# INPUT DATA start
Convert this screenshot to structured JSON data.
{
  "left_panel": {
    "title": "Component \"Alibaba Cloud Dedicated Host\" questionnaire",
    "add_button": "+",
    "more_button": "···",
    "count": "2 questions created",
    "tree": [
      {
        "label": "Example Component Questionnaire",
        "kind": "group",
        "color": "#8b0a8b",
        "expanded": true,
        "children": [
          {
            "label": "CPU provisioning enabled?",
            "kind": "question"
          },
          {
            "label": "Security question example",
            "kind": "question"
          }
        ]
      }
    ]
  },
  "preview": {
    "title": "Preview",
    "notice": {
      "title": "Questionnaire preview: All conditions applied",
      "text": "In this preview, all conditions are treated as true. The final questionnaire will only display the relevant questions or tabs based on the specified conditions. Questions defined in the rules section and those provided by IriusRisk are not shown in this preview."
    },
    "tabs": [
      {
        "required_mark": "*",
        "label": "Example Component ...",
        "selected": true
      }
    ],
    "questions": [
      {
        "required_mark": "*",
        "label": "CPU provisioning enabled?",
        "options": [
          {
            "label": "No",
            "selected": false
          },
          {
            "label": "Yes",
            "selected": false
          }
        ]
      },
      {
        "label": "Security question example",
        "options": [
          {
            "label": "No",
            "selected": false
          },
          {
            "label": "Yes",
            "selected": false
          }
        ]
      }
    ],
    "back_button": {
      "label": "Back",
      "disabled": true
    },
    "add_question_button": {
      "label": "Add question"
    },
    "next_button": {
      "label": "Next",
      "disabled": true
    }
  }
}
# INPUT DATA end
(THE TASK) Go over the entries above and say how many lines hold the string "tabs", with no other text.

(RESULT) 2